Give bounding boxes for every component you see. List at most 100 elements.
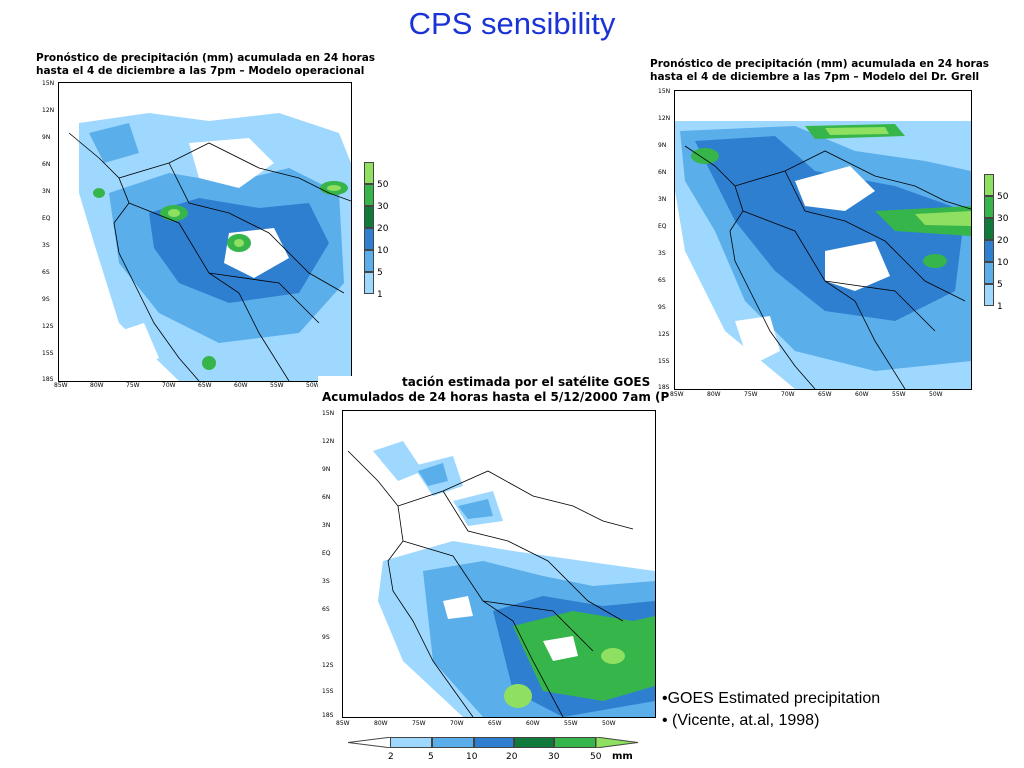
lat-tick-label: 12S [42, 323, 54, 330]
lat-tick-label: 18S [322, 712, 334, 719]
precip-map-operational [58, 82, 352, 382]
legend-label: 5 [377, 268, 383, 278]
legend-swatch [364, 228, 374, 250]
legend-swatch [984, 284, 994, 306]
lat-tick-label: 15S [658, 358, 670, 365]
legend-swatch [984, 240, 994, 262]
lat-tick-label: 9S [658, 304, 666, 311]
lat-tick-label: 12N [42, 107, 55, 114]
lon-tick-label: 55W [892, 391, 906, 398]
legend-goes: 2 5 10 20 30 50 mm [348, 737, 648, 767]
legend-label: 10 [377, 246, 389, 256]
panel-title-line1: Pronóstico de precipitación (mm) acumula… [650, 58, 990, 70]
lon-tick-label: 60W [526, 720, 540, 727]
legend-swatch [984, 174, 994, 196]
lat-tick-label: 9N [42, 134, 51, 141]
lat-tick-label: 15S [42, 350, 54, 357]
lat-tick-label: 15S [322, 688, 334, 695]
legend-label: 50 [590, 752, 602, 762]
lat-tick-label: 3S [42, 242, 50, 249]
lat-tick-label: 9S [42, 296, 50, 303]
legend-label: 30 [377, 202, 389, 212]
legend-label: 50 [377, 180, 389, 190]
lat-tick-label: 3N [322, 522, 331, 529]
lon-tick-label: 75W [412, 720, 426, 727]
precip-map-goes [342, 410, 656, 718]
legend-label: 10 [997, 258, 1009, 268]
slide-title: CPS sensibility [408, 6, 616, 41]
lat-tick-label: 6S [658, 277, 666, 284]
lon-tick-label: 60W [855, 391, 869, 398]
legend-arrow-right [596, 737, 638, 748]
legend-label: 5 [997, 280, 1003, 290]
lat-tick-label: 12S [658, 331, 670, 338]
panel-goes-estimate: tación estimada por el satélite GOES Acu… [318, 375, 669, 721]
legend-swatch [432, 737, 474, 748]
lat-tick-label: 12N [658, 115, 671, 122]
lon-tick-label: 85W [670, 391, 684, 398]
legend-label: 30 [997, 214, 1009, 224]
lat-tick-label: 12N [322, 438, 335, 445]
legend-operational: 50 30 20 10 5 1 [364, 162, 394, 322]
lat-tick-label: 15N [42, 80, 55, 87]
legend-label: 2 [388, 752, 394, 762]
panel-title-line1: tación estimada por el satélite GOES [402, 375, 651, 389]
panel-title-line2: hasta el 4 de diciembre a las 7pm – Mode… [650, 71, 980, 83]
legend-grell: 50 30 20 10 5 1 [984, 174, 1018, 334]
legend-label: 50 [997, 192, 1009, 202]
lat-tick-label: 9N [322, 466, 331, 473]
legend-label: 20 [377, 224, 389, 234]
legend-swatch [364, 206, 374, 228]
lat-tick-label: EQ [658, 223, 667, 230]
legend-swatch [554, 737, 596, 748]
lon-tick-label: 65W [818, 391, 832, 398]
panel-grell-model: Pronóstico de precipitación (mm) acumula… [640, 58, 990, 403]
precip-map-grell [674, 90, 972, 390]
panel-title-line2: Acumulados de 24 horas hasta el 5/12/200… [322, 390, 670, 404]
lon-tick-label: 75W [744, 391, 758, 398]
legend-label: 10 [466, 752, 478, 762]
lat-tick-label: 18S [658, 384, 670, 391]
lat-tick-label: 3S [322, 578, 330, 585]
lat-tick-label: 18S [42, 376, 54, 383]
lat-tick-label: 6S [42, 269, 50, 276]
lon-tick-label: 55W [564, 720, 578, 727]
lon-tick-label: 80W [374, 720, 388, 727]
lat-tick-label: 3N [658, 196, 667, 203]
legend-arrow-left [348, 737, 392, 748]
legend-swatch [984, 262, 994, 284]
lat-tick-label: 15N [322, 410, 335, 417]
legend-label: 20 [997, 236, 1009, 246]
panel-title-line2: hasta el 4 de diciembre a las 7pm – Mode… [36, 65, 365, 77]
legend-swatch [364, 184, 374, 206]
lon-tick-label: 50W [306, 382, 320, 389]
lon-tick-label: 65W [198, 382, 212, 389]
lat-tick-label: 6N [658, 169, 667, 176]
notes: •GOES Estimated precipitation • (Vicente… [662, 688, 880, 732]
note-line: •GOES Estimated precipitation [662, 690, 881, 707]
legend-swatch [364, 272, 374, 294]
lat-tick-label: 9N [658, 142, 667, 149]
lon-tick-label: 70W [781, 391, 795, 398]
legend-unit: mm [612, 751, 633, 762]
lon-tick-label: 80W [707, 391, 721, 398]
legend-swatch [364, 250, 374, 272]
lon-tick-label: 80W [90, 382, 104, 389]
lon-tick-label: 70W [450, 720, 464, 727]
legend-label: 5 [428, 752, 434, 762]
lon-tick-label: 50W [929, 391, 943, 398]
legend-swatch [390, 737, 432, 748]
lon-tick-label: 75W [126, 382, 140, 389]
legend-swatch [984, 196, 994, 218]
lat-tick-label: 6S [322, 606, 330, 613]
lat-tick-label: 6N [322, 494, 331, 501]
legend-label: 1 [377, 290, 383, 300]
lat-tick-label: EQ [42, 215, 51, 222]
legend-swatch [474, 737, 514, 748]
lat-tick-label: 12S [322, 662, 334, 669]
legend-swatch [364, 162, 374, 184]
lon-tick-label: 70W [162, 382, 176, 389]
lon-tick-label: 85W [336, 720, 350, 727]
lon-tick-label: 60W [234, 382, 248, 389]
legend-swatch [984, 218, 994, 240]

• REQUIRED TASK: Express every line of the entries above as a JSON list of strings, one string per line, with blank lines dropped. Leave the pictures out.

• EXERCISE OUTPUT:
[
  "Give bounding boxes for every component you see. List at most 100 elements.",
  "lat-tick-label: 12S [42, 323, 54, 330]",
  "lat-tick-label: 18S [322, 712, 334, 719]",
  "precip-map-operational [58, 82, 352, 382]",
  "legend-label: 5 [377, 268, 383, 278]",
  "legend-swatch [364, 228, 374, 250]",
  "legend-swatch [984, 284, 994, 306]",
  "lat-tick-label: 15S [658, 358, 670, 365]",
  "legend-swatch [984, 240, 994, 262]",
  "lat-tick-label: 9S [658, 304, 666, 311]",
  "lat-tick-label: 12N [42, 107, 55, 114]",
  "lon-tick-label: 55W [892, 391, 906, 398]",
  "legend-goes: 2 5 10 20 30 50 mm [348, 737, 648, 767]",
  "legend-label: 10 [377, 246, 389, 256]",
  "panel-title-line1: Pronóstico de precipitación (mm) acumula… [650, 58, 990, 70]",
  "lon-tick-label: 60W [526, 720, 540, 727]",
  "legend-swatch [984, 174, 994, 196]",
  "lat-tick-label: 9N [42, 134, 51, 141]",
  "lat-tick-label: 15S [42, 350, 54, 357]",
  "lat-tick-label: 15S [322, 688, 334, 695]",
  "legend-label: 50 [590, 752, 602, 762]",
  "lat-tick-label: 3S [42, 242, 50, 249]",
  "lat-tick-label: 9S [42, 296, 50, 303]",
  "legend-label: 30 [377, 202, 389, 212]",
  "legend-label: 50 [377, 180, 389, 190]",
  "lat-tick-label: 3N [322, 522, 331, 529]",
  "lon-tick-label: 75W [412, 720, 426, 727]",
  "precip-map-goes [342, 410, 656, 718]",
  "legend-label: 10 [997, 258, 1009, 268]",
  "slide-title: CPS sensibility [408, 6, 616, 41]",
  "lat-tick-label: 6S [658, 277, 666, 284]",
  "lon-tick-label: 60W [855, 391, 869, 398]",
  "legend-arrow-right [596, 737, 638, 748]",
  "legend-label: 5 [997, 280, 1003, 290]",
  "lat-tick-label: 12S [658, 331, 670, 338]",
  "panel-goes-estimate: tación estimada por el satélite GOES Acu… [318, 375, 669, 721]",
  "legend-swatch [432, 737, 474, 748]",
  "lat-tick-label: 12N [658, 115, 671, 122]",
  "lon-tick-label: 85W [670, 391, 684, 398]",
  "legend-label: 30 [997, 214, 1009, 224]",
  "lat-tick-label: 12N [322, 438, 335, 445]",
  "legend-operational: 50 30 20 10 5 1 [364, 162, 394, 322]",
  "lat-tick-label: 15N [42, 80, 55, 87]",
  "legend-label: 2 [388, 752, 394, 762]",
  "panel-title-line1: tación estimada por el satélite GOES [402, 375, 651, 389]",
  "panel-title-line2: hasta el 4 de diciembre a las 7pm – Mode… [650, 71, 980, 83]",
  "legend-grell: 50 30 20 10 5 1 [984, 174, 1018, 334]",
  "legend-label: 50 [997, 192, 1009, 202]",
  "lat-tick-label: 9N [322, 466, 331, 473]",
  "legend-label: 20 [377, 224, 389, 234]",
  "legend-swatch [364, 206, 374, 228]",
  "lat-tick-label: EQ [658, 223, 667, 230]",
  "legend-swatch [554, 737, 596, 748]",
  "lon-tick-label: 65W [818, 391, 832, 398]",
  "panel-grell-model: Pronóstico de precipitación (mm) acumula… [640, 58, 990, 403]",
  "precip-map-grell [674, 90, 972, 390]",
  "panel-title-line2: Acumulados de 24 horas hasta el 5/12/200… [322, 390, 670, 404]",
  "lon-tick-label: 75W [744, 391, 758, 398]",
  "legend-label: 10 [466, 752, 478, 762]",
  "lat-tick-label: 18S [658, 384, 670, 391]",
  "lat-tick-label: 3S [322, 578, 330, 585]",
  "lat-tick-label: 18S [42, 376, 54, 383]",
  "lat-tick-label: 6S [42, 269, 50, 276]",
  "lon-tick-label: 55W [564, 720, 578, 727]",
  "lon-tick-label: 80W [374, 720, 388, 727]",
  "lat-tick-label: 3N [658, 196, 667, 203]",
  "legend-arrow-left [348, 737, 392, 748]",
  "legend-swatch [984, 262, 994, 284]",
  "lat-tick-label: 15N [322, 410, 335, 417]",
  "legend-label: 20 [997, 236, 1009, 246]",
  "panel-title-line2: hasta el 4 de diciembre a las 7pm – Mode… [36, 65, 365, 77]",
  "legend-swatch [364, 184, 374, 206]",
  "lon-tick-label: 50W [306, 382, 320, 389]",
  "lon-tick-label: 65W [198, 382, 212, 389]",
  "lat-tick-label: 6N [658, 169, 667, 176]",
  "notes: •GOES Estimated precipitation • (Vicente… [662, 688, 880, 732]",
  "note-line: •GOES Estimated precipitation [662, 690, 881, 707]",
  "legend-swatch [364, 272, 374, 294]",
  "lat-tick-label: 9N [658, 142, 667, 149]",
  "lon-tick-label: 70W [781, 391, 795, 398]",
  "legend-unit: mm [612, 751, 633, 762]",
  "lon-tick-label: 80W [707, 391, 721, 398]",
  "legend-swatch [364, 250, 374, 272]",
  "lon-tick-label: 80W [90, 382, 104, 389]",
  "lon-tick-label: 70W [450, 720, 464, 727]",
  "legend-label: 5 [428, 752, 434, 762]",
  "lon-tick-label: 50W [929, 391, 943, 398]",
  "legend-swatch [390, 737, 432, 748]",
  "lon-tick-label: 75W [126, 382, 140, 389]",
  "legend-swatch [984, 196, 994, 218]",
  "lat-tick-label: 6S [322, 606, 330, 613]",
  "lat-tick-label: 6N [322, 494, 331, 501]",
  "legend-label: 1 [377, 290, 383, 300]",
  "lat-tick-label: EQ [42, 215, 51, 222]",
  "legend-swatch [474, 737, 514, 748]",
  "lat-tick-label: 12S [322, 662, 334, 669]",
  "legend-swatch [364, 162, 374, 184]",
  "lon-tick-label: 70W [162, 382, 176, 389]",
  "lon-tick-label: 85W [336, 720, 350, 727]",
  "lon-tick-label: 60W [234, 382, 248, 389]",
  "legend-swatch [984, 218, 994, 240]"
]